--- Begin LISTED RECORDS ---
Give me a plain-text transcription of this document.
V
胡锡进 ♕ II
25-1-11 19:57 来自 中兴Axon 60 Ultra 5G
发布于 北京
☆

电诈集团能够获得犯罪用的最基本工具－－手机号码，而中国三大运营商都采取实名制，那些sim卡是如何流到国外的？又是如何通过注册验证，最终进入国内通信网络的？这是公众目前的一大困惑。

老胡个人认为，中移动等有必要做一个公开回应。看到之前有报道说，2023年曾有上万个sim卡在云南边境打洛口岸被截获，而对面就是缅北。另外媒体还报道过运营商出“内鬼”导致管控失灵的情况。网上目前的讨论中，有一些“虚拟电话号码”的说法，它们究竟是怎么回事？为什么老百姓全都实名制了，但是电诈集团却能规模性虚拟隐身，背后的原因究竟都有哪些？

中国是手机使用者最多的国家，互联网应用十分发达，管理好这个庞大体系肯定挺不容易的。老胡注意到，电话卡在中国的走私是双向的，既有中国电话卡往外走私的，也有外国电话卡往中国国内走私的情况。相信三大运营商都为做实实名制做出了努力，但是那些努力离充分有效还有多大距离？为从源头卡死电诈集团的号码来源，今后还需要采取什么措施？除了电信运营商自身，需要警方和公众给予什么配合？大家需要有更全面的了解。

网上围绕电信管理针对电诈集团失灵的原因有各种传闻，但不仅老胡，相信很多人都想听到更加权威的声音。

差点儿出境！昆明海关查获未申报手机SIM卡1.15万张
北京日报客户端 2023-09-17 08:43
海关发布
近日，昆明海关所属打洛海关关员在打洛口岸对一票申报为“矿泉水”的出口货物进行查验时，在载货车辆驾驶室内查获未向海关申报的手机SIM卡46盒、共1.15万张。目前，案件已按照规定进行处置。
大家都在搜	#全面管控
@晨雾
--- End LISTED RECORDS ---
> WHAT IS ASKED: Transcribe the data above in full, exactly.

> REPLY TO THE EXERCISE:
Give me a plain-text transcription of this document.
V
胡锡进 ♕ II
25-1-11 19:57 来自 中兴Axon 60 Ultra 5G
发布于 北京
☆

电诈集团能够获得犯罪用的最基本工具－－手机号码，而中国三大运营商都采取实名制，那些sim卡是如何流到国外的？又是如何通过注册验证，最终进入国内通信网络的？这是公众目前的一大困惑。

老胡个人认为，中移动等有必要做一个公开回应。看到之前有报道说，2023年曾有上万个sim卡在云南边境打洛口岸被截获，而对面就是缅北。另外媒体还报道过运营商出“内鬼”导致管控失灵的情况。网上目前的讨论中，有一些“虚拟电话号码”的说法，它们究竟是怎么回事？为什么老百姓全都实名制了，但是电诈集团却能规模性虚拟隐身，背后的原因究竟都有哪些？

中国是手机使用者最多的国家，互联网应用十分发达，管理好这个庞大体系肯定挺不容易的。老胡注意到，电话卡在中国的走私是双向的，既有中国电话卡往外走私的，也有外国电话卡往中国国内走私的情况。相信三大运营商都为做实实名制做出了努力，但是那些努力离充分有效还有多大距离？为从源头卡死电诈集团的号码来源，今后还需要采取什么措施？除了电信运营商自身，需要警方和公众给予什么配合？大家需要有更全面的了解。

网上围绕电信管理针对电诈集团失灵的原因有各种传闻，但不仅老胡，相信很多人都想听到更加权威的声音。

差点儿出境！昆明海关查获未申报手机SIM卡1.15万张
北京日报客户端 2023-09-17 08:43
海关发布
近日，昆明海关所属打洛海关关员在打洛口岸对一票申报为“矿泉水”的出口货物进行查验时，在载货车辆驾驶室内查获未向海关申报的手机SIM卡46盒、共1.15万张。目前，案件已按照规定进行处置。
大家都在搜	#全面管控
@晨雾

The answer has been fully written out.